## WHAT THE TASK REQUIRES
Count how many lines hold the string "ended". Give that number alone.

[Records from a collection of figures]
◆ ◆ ◆
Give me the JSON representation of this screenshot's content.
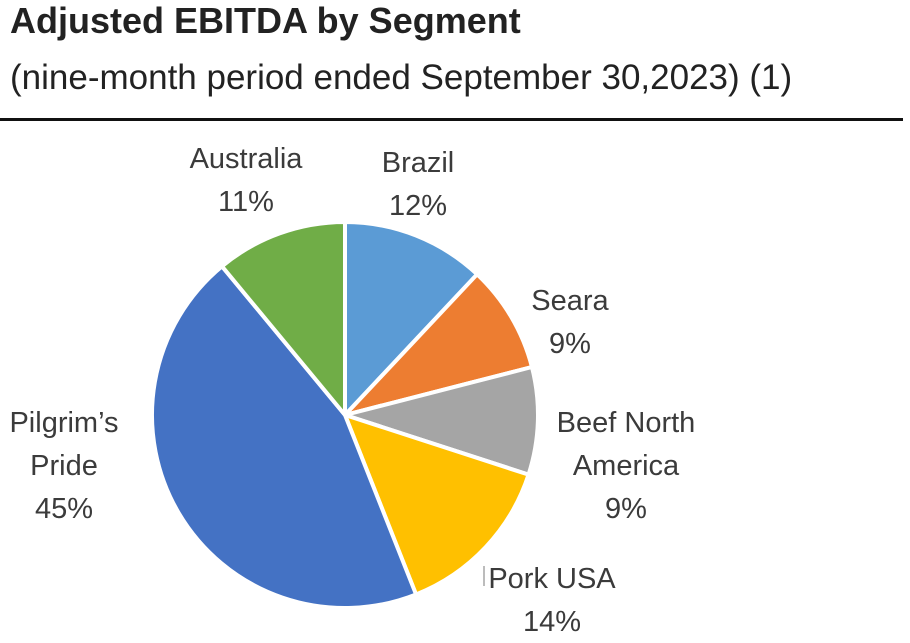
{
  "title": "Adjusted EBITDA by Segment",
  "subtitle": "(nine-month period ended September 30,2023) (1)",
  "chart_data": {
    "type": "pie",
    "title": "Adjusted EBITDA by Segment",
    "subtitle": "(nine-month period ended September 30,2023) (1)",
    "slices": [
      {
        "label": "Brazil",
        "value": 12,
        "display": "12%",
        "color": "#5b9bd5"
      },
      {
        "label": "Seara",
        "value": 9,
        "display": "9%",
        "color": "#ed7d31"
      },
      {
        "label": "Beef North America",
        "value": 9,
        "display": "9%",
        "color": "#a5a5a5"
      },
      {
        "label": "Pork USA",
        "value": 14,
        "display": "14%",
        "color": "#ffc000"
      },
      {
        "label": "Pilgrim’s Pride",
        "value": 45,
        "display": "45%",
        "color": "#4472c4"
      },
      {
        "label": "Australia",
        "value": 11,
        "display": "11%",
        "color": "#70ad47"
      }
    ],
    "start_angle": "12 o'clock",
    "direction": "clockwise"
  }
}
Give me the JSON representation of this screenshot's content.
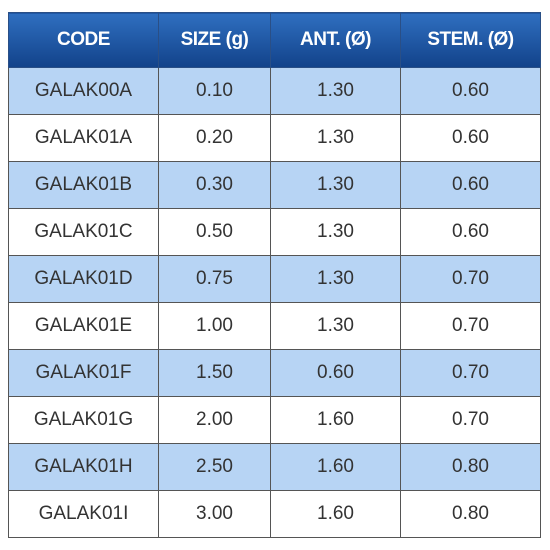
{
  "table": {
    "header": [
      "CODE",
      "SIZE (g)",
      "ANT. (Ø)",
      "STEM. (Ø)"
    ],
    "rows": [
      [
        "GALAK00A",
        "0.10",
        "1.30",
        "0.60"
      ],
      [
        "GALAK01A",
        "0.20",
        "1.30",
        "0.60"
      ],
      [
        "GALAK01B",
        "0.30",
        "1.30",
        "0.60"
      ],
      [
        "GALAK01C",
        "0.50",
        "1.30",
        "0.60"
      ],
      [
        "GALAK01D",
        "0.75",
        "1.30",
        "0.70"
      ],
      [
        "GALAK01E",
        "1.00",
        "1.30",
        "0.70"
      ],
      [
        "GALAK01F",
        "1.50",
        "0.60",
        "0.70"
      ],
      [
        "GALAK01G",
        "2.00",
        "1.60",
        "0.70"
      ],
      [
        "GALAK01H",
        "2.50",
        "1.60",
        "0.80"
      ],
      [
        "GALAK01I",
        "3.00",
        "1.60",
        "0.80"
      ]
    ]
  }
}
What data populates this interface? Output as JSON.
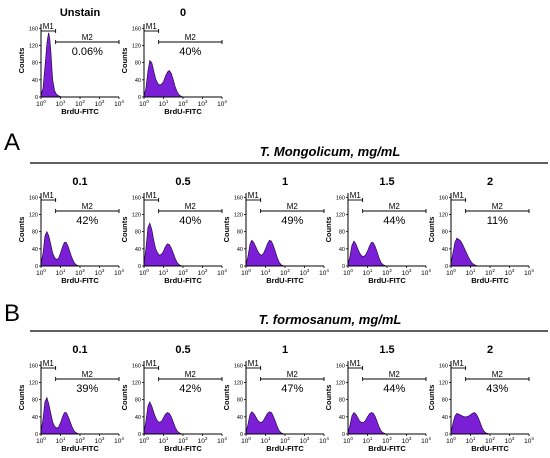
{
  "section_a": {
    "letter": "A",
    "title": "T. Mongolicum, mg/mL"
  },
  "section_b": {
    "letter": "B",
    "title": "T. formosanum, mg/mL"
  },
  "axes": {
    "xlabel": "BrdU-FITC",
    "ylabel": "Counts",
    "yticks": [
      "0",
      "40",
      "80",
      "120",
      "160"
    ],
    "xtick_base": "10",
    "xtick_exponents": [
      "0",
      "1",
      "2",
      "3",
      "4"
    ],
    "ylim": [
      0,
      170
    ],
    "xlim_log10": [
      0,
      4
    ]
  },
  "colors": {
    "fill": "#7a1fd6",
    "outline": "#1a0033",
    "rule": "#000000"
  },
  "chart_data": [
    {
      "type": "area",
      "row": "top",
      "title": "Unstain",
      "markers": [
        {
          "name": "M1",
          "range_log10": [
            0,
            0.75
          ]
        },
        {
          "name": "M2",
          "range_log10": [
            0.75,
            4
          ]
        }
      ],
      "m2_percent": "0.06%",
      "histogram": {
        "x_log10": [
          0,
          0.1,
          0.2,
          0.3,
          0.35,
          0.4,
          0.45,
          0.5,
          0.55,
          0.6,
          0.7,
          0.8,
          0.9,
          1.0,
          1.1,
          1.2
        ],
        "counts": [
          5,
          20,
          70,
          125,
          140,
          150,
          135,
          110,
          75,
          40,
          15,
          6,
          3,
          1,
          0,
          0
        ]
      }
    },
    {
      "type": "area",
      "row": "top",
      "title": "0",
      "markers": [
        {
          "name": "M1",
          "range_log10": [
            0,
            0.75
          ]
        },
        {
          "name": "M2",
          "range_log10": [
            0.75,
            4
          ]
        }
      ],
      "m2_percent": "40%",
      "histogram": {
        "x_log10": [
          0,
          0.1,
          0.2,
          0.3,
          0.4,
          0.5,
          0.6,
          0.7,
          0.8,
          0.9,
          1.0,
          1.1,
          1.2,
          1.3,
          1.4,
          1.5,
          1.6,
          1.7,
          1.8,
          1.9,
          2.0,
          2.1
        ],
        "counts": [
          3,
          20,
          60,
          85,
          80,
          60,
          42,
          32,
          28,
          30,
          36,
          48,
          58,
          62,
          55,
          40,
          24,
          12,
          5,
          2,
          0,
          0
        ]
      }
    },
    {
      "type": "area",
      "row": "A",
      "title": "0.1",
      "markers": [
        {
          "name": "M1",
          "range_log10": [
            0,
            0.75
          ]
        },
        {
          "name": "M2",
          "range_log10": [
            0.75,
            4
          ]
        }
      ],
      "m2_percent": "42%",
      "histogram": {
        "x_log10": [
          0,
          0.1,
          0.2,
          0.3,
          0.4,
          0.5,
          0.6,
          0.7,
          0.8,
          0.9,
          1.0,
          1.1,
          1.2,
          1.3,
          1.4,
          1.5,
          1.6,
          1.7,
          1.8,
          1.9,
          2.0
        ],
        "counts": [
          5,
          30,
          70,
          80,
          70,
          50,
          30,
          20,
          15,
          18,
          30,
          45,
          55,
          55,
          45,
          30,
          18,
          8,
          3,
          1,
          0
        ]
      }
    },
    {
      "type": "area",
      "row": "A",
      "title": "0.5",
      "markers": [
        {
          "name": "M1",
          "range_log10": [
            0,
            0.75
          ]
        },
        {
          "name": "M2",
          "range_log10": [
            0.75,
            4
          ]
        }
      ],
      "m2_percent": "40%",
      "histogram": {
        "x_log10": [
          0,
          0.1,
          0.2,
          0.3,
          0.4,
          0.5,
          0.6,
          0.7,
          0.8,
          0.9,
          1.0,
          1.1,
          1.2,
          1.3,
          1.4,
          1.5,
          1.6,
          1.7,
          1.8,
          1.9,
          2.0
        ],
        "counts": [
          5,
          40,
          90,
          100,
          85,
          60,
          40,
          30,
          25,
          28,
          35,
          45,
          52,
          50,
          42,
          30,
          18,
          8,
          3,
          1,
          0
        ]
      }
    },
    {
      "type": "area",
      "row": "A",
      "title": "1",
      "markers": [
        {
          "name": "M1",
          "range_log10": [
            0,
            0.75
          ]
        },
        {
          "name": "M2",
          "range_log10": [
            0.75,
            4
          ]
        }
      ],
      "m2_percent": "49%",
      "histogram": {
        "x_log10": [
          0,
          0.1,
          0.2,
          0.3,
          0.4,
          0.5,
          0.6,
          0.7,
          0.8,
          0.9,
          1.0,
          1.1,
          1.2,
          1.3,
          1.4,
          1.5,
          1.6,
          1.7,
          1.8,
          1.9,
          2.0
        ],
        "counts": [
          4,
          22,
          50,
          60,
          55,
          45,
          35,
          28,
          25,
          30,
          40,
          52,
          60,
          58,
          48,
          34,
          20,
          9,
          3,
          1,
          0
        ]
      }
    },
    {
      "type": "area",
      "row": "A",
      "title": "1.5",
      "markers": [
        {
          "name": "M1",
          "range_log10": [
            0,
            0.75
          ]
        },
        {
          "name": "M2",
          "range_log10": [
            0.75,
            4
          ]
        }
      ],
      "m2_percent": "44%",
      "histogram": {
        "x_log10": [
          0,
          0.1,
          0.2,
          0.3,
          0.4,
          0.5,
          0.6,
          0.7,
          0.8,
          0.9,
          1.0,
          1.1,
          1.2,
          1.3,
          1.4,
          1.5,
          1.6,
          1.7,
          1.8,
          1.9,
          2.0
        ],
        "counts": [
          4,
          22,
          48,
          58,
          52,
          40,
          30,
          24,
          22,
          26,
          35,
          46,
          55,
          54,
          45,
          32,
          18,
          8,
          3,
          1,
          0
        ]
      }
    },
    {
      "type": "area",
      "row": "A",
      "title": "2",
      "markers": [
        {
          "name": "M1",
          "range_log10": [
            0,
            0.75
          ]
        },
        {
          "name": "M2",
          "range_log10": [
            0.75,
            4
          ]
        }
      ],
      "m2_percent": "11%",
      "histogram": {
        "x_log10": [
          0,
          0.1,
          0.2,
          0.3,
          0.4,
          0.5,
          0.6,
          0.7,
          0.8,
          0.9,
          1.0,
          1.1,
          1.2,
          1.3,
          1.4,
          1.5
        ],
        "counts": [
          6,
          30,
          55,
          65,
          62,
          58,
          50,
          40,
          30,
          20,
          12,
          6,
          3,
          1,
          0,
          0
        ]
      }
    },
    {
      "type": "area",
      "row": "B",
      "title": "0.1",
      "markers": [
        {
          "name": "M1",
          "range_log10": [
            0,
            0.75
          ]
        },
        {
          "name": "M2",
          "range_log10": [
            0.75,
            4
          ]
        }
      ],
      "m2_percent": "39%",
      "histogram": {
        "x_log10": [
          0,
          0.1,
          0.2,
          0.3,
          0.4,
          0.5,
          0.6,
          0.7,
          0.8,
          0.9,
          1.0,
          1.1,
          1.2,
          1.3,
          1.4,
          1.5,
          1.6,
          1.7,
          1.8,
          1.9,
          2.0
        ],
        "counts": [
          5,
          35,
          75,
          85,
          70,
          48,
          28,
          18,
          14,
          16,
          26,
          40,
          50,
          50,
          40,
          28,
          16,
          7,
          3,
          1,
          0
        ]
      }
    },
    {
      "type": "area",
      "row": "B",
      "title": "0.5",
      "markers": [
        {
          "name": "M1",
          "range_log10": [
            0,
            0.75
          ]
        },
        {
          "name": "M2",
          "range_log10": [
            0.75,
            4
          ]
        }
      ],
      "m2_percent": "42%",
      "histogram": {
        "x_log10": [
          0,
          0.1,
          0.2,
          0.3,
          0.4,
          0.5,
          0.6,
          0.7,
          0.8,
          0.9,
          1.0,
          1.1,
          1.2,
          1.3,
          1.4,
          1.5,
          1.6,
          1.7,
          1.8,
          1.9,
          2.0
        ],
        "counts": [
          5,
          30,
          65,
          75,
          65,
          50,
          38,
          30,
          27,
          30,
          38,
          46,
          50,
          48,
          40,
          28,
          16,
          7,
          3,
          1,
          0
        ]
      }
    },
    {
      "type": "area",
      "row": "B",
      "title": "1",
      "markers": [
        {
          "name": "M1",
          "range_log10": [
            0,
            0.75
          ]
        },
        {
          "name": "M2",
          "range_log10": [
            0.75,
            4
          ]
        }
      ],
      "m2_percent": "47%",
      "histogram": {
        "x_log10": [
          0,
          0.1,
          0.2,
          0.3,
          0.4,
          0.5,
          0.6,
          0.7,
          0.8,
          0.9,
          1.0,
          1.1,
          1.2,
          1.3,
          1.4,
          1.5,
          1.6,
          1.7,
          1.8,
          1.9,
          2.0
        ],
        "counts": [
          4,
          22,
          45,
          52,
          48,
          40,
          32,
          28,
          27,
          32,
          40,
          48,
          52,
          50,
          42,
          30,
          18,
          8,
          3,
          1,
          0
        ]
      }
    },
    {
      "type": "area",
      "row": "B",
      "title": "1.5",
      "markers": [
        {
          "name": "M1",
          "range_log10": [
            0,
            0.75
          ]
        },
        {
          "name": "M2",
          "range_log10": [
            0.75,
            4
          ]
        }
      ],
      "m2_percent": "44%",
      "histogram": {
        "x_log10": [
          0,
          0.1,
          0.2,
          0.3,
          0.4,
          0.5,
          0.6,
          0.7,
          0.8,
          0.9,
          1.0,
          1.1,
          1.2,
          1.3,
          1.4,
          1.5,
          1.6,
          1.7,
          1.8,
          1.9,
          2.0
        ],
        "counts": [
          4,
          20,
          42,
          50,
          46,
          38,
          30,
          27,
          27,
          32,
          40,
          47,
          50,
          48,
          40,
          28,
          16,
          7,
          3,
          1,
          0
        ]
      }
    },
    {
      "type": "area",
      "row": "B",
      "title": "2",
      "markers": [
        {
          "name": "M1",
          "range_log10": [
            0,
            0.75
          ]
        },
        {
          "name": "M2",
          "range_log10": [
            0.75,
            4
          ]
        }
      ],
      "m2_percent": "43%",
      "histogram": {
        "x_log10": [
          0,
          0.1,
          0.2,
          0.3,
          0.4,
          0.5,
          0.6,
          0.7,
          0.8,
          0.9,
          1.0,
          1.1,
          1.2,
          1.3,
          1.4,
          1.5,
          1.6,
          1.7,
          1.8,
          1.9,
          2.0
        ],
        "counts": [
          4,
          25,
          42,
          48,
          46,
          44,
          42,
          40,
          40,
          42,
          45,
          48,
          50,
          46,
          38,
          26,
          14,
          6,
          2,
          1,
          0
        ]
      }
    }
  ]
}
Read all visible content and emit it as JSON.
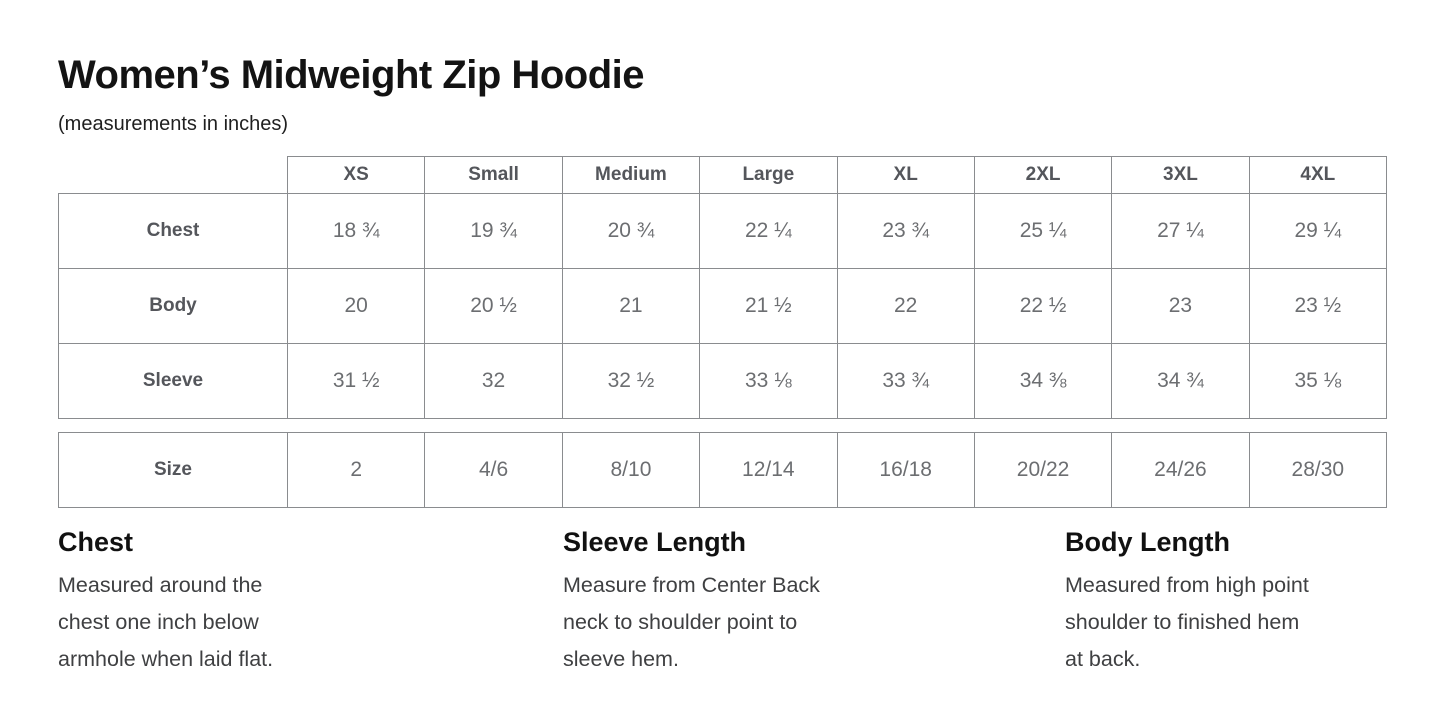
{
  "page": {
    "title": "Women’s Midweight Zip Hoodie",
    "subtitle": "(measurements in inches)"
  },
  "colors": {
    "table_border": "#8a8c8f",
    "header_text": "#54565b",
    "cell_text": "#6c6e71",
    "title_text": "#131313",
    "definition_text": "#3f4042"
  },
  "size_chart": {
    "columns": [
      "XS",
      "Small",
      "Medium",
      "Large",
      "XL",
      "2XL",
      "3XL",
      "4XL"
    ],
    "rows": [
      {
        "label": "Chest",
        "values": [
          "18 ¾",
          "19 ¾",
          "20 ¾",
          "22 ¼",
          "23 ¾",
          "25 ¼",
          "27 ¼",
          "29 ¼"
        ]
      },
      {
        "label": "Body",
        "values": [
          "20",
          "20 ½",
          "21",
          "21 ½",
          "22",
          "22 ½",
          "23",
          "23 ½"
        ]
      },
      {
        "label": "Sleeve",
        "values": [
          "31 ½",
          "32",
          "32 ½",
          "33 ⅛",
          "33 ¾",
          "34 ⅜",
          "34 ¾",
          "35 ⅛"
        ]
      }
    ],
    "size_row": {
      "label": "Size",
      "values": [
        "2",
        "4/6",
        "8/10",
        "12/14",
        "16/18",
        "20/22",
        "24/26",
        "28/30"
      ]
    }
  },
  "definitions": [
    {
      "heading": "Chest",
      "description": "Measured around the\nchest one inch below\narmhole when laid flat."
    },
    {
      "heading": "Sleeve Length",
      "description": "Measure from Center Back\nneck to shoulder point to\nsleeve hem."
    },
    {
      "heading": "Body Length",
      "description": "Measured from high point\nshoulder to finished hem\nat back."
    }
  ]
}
◆ ◆ ◆
## RESPONSE TO THIS EXERCISE
2